• _AIM_
Copy, from the entries below, each line in which the string "سابق" appears.

+===+

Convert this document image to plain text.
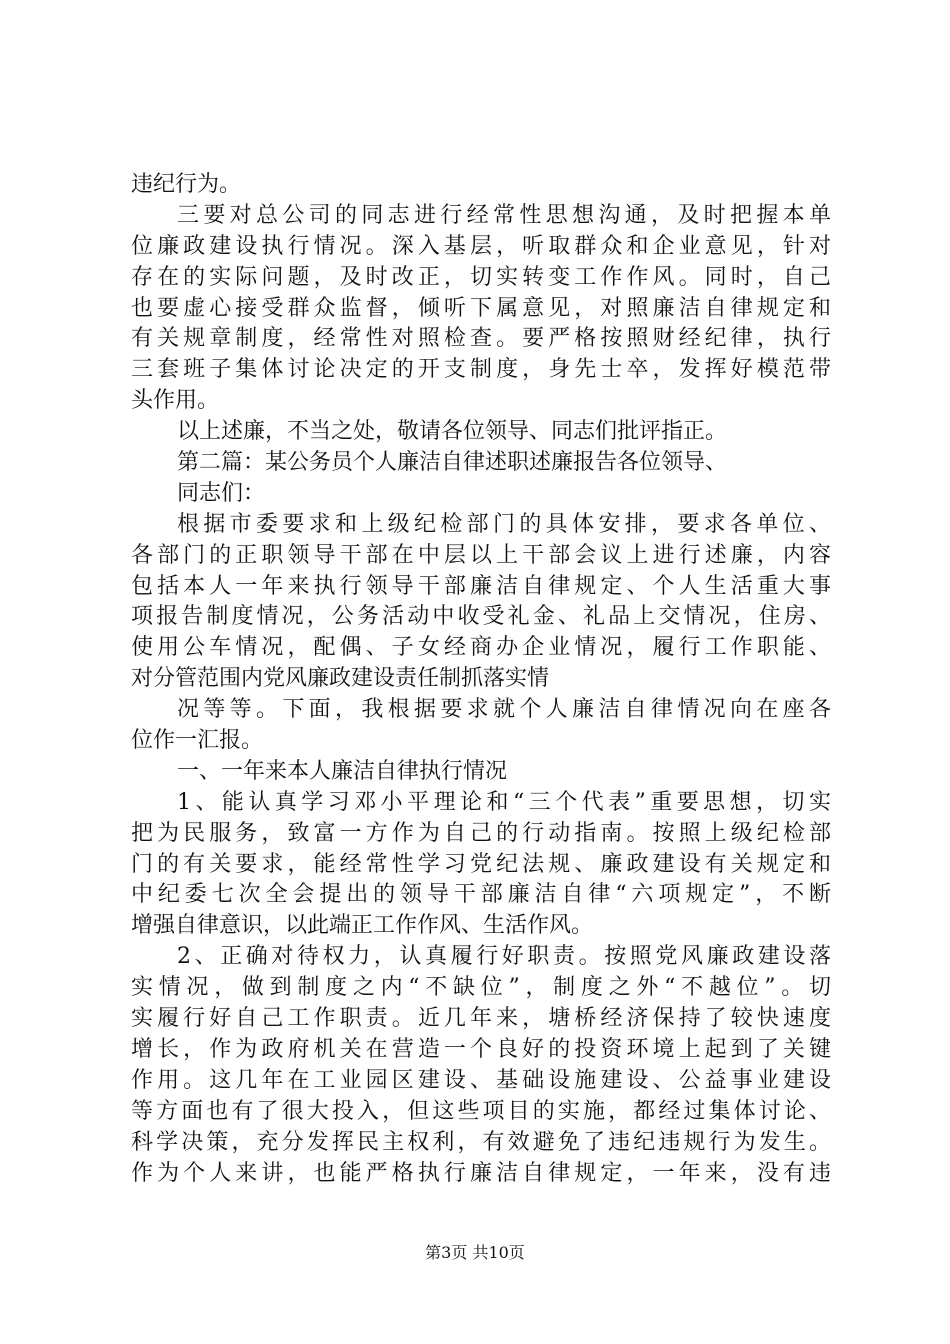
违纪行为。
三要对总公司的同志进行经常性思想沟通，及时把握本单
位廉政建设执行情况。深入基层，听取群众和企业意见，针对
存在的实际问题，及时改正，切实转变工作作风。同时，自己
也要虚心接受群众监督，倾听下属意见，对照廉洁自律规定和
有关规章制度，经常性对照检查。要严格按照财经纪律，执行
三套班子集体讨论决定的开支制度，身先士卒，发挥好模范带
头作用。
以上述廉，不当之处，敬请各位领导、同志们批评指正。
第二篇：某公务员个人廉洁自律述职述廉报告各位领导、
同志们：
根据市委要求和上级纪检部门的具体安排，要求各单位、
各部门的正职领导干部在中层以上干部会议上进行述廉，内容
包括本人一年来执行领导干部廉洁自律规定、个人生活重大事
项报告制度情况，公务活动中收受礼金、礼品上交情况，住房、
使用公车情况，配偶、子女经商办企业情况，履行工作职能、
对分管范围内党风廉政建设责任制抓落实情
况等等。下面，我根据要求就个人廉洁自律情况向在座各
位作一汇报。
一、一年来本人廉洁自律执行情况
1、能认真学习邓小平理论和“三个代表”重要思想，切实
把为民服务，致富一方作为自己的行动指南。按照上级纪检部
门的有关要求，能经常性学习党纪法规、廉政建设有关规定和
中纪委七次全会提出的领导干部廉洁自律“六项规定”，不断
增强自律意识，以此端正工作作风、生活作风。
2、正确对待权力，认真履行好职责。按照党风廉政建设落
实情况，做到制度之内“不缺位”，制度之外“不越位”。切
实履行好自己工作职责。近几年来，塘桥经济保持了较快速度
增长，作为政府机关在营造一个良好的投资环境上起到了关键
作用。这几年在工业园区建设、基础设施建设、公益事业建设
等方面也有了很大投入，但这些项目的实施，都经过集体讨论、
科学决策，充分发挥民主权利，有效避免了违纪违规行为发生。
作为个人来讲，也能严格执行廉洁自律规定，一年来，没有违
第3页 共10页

+===+

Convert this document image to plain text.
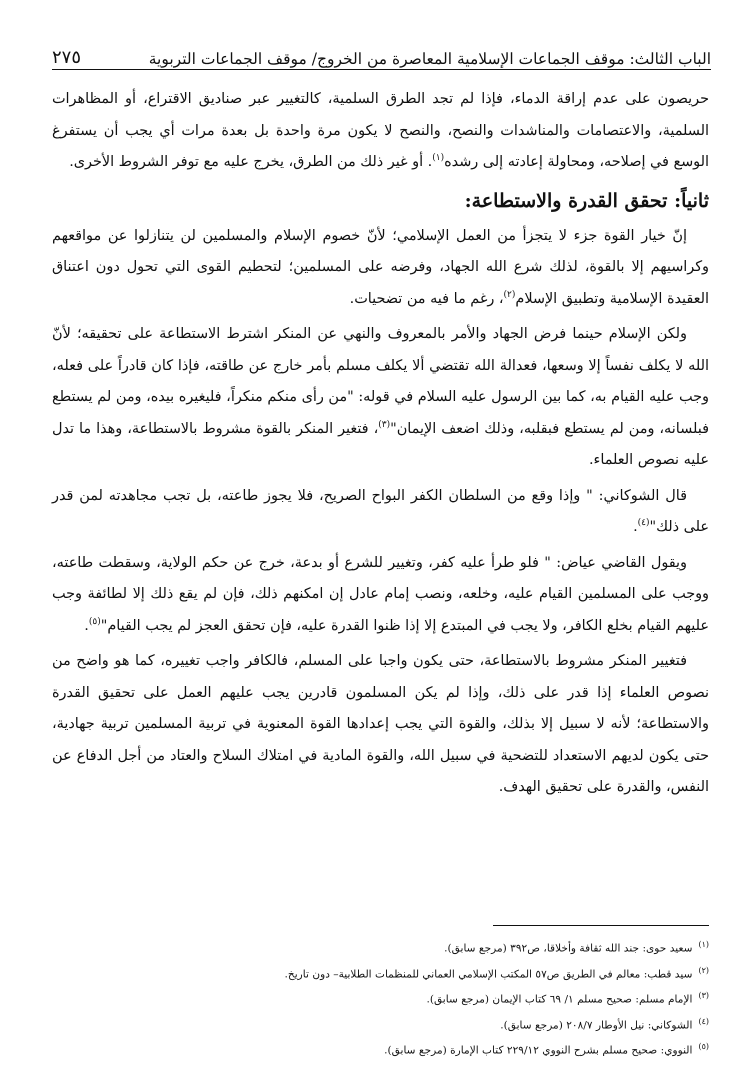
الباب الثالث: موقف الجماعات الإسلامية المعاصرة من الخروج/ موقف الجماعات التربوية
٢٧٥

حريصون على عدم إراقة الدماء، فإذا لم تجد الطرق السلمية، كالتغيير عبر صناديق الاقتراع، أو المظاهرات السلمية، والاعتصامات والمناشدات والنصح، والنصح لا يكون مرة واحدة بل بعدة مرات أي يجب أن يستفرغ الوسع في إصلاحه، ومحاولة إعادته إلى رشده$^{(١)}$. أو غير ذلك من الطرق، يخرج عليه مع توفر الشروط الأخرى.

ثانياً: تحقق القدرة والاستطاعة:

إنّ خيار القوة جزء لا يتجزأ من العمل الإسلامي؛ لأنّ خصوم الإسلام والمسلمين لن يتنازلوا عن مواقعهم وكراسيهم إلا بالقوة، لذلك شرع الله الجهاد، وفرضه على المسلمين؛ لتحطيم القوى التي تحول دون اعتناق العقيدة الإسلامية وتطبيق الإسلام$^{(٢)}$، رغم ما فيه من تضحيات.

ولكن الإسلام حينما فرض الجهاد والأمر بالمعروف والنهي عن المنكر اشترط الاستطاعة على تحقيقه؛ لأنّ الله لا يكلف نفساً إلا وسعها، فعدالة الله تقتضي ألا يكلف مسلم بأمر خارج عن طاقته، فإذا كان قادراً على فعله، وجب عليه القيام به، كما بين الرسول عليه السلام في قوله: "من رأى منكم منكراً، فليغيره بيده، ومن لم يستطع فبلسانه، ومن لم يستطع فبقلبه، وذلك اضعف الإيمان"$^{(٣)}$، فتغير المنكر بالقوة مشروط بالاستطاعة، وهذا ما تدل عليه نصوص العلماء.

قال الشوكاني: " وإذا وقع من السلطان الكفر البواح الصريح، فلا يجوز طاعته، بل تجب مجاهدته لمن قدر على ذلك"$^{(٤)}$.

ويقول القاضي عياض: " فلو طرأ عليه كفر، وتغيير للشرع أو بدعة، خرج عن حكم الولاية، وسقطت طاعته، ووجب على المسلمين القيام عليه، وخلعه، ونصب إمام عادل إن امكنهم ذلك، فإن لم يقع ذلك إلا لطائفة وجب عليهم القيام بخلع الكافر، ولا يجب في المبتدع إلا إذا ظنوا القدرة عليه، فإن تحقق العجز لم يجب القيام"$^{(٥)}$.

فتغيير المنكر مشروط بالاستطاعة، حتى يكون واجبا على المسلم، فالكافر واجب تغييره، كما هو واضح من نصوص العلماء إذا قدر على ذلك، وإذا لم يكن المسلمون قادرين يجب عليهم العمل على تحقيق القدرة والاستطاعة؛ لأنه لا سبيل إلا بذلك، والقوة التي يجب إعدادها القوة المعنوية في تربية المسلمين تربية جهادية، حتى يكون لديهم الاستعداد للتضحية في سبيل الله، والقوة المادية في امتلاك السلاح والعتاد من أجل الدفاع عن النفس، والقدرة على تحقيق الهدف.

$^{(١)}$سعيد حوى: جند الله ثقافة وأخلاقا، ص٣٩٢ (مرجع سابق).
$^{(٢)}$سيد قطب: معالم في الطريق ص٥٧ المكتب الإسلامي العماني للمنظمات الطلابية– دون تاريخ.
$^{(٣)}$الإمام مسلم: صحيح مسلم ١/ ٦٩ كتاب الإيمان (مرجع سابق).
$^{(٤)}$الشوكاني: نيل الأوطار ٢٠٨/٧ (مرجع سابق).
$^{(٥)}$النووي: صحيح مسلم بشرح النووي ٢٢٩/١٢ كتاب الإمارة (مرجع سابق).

+===+

• _SOLUTION TO THE EXERCISE_
$^{(١)}$سعيد حوى: جند الله ثقافة وأخلاقا، ص٣٩٢ (مرجع سابق).
$^{(٣)}$الإمام مسلم: صحيح مسلم ١/ ٦٩ كتاب الإيمان (مرجع سابق).
$^{(٤)}$الشوكاني: نيل الأوطار ٢٠٨/٧ (مرجع سابق).
$^{(٥)}$النووي: صحيح مسلم بشرح النووي ٢٢٩/١٢ كتاب الإمارة (مرجع سابق).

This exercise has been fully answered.